--- START Task material ---

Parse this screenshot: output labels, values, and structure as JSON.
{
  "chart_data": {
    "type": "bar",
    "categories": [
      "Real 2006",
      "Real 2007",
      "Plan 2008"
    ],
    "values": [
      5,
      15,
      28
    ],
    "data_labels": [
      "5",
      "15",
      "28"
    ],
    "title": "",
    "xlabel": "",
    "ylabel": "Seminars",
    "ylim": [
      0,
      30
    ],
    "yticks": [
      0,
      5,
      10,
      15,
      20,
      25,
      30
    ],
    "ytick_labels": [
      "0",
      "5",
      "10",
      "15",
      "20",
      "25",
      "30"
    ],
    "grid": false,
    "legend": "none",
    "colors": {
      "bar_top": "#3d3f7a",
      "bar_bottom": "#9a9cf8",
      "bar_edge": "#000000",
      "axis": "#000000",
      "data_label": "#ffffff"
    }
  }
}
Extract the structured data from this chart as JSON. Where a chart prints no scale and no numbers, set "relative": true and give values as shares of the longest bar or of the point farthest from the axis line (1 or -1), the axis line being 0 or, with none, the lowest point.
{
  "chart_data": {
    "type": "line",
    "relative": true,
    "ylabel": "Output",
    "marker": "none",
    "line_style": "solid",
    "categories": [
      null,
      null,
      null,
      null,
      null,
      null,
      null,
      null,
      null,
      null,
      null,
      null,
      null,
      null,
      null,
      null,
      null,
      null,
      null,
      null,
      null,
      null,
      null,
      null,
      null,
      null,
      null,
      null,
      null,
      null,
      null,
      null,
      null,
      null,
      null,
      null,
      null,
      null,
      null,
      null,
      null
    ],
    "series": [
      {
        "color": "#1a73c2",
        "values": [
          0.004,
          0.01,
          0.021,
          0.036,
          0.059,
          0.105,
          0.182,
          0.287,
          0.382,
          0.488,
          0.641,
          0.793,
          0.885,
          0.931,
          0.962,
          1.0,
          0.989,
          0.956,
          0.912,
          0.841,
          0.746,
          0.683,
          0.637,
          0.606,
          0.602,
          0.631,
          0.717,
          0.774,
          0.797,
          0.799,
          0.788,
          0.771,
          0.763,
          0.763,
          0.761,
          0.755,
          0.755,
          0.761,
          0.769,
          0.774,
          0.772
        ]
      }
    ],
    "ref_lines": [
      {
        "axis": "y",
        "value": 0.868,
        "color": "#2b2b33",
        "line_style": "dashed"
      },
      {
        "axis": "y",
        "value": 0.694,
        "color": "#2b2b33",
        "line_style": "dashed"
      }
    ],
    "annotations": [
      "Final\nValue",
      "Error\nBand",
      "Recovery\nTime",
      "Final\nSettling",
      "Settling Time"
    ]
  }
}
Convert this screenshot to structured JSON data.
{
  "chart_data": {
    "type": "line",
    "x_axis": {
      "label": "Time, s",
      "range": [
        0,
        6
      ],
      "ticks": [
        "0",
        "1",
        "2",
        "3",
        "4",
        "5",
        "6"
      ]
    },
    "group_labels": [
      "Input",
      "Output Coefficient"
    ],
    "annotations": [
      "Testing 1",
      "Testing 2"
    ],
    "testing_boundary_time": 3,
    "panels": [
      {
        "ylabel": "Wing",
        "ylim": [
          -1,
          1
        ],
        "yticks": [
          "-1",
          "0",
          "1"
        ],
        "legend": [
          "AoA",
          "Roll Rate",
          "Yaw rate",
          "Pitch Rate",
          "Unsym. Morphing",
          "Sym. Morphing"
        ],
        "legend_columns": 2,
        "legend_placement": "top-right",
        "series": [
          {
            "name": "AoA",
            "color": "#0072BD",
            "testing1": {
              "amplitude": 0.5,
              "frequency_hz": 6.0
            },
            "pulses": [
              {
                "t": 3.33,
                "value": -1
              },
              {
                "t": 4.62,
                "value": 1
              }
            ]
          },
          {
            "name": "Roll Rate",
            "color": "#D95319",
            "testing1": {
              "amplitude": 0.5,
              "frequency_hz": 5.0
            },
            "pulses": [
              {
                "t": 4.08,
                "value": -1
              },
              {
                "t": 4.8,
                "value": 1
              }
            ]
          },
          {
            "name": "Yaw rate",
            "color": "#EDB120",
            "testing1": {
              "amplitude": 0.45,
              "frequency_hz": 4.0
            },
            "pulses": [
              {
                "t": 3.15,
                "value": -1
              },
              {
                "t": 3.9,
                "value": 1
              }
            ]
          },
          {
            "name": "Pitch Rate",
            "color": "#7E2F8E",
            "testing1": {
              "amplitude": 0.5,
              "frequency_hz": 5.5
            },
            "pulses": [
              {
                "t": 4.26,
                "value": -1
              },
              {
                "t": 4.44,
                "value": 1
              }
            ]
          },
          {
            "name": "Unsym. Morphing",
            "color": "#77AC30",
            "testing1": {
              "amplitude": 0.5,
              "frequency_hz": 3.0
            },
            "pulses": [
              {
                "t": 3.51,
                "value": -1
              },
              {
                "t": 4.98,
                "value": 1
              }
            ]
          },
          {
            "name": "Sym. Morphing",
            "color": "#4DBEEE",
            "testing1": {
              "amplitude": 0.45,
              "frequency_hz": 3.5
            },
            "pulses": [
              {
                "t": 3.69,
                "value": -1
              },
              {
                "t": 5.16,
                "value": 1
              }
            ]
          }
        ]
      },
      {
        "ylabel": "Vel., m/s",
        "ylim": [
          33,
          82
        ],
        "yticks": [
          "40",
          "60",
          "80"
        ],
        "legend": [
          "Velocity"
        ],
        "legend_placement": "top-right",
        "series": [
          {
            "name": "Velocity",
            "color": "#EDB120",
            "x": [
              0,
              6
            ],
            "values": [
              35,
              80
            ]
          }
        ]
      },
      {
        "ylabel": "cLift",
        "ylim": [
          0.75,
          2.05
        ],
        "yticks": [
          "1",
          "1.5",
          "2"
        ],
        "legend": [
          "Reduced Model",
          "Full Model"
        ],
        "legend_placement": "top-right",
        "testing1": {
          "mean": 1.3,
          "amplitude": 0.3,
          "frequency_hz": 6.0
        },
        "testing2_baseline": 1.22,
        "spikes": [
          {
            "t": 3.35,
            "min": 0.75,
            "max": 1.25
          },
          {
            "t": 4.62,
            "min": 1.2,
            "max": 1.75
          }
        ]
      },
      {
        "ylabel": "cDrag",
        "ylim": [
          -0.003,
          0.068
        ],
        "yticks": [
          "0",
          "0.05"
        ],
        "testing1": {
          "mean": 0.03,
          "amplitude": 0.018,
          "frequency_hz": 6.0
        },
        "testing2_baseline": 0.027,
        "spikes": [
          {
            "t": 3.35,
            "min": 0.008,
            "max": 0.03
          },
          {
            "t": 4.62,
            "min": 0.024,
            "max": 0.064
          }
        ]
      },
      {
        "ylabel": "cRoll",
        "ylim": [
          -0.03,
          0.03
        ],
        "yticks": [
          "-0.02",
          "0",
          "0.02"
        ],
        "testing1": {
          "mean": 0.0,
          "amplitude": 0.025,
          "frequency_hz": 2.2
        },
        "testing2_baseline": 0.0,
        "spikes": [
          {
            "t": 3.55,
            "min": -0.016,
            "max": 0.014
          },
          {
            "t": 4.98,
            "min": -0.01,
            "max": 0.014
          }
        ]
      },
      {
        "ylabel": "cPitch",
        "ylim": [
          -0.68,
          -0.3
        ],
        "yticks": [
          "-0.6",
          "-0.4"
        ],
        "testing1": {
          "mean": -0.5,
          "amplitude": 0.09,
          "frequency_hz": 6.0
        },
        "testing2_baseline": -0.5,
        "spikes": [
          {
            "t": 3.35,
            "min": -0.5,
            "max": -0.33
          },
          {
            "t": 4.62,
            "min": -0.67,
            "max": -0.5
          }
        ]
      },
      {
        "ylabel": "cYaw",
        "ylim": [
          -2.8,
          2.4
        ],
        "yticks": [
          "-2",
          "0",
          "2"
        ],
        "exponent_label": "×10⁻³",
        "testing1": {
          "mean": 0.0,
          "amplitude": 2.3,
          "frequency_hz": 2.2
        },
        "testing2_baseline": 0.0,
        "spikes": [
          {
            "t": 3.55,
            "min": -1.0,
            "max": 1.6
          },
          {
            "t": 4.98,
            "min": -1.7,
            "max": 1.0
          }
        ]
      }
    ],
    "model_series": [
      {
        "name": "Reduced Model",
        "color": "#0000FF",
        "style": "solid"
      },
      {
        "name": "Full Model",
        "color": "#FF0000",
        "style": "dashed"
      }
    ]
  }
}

--- END Task material ---

Goal >>
Go through the entries above and copy every line containing "none".

Finished task >>
    "legend": "none",
Extract the structured data from this chart as JSON. Where a chart prints no scale and no numbers, set "relative": true and give values as shares of the longest bar or of the point farthest from the axis line (1 or -1), the axis line being 0 or, with none, the lowest point.
    "marker": "none",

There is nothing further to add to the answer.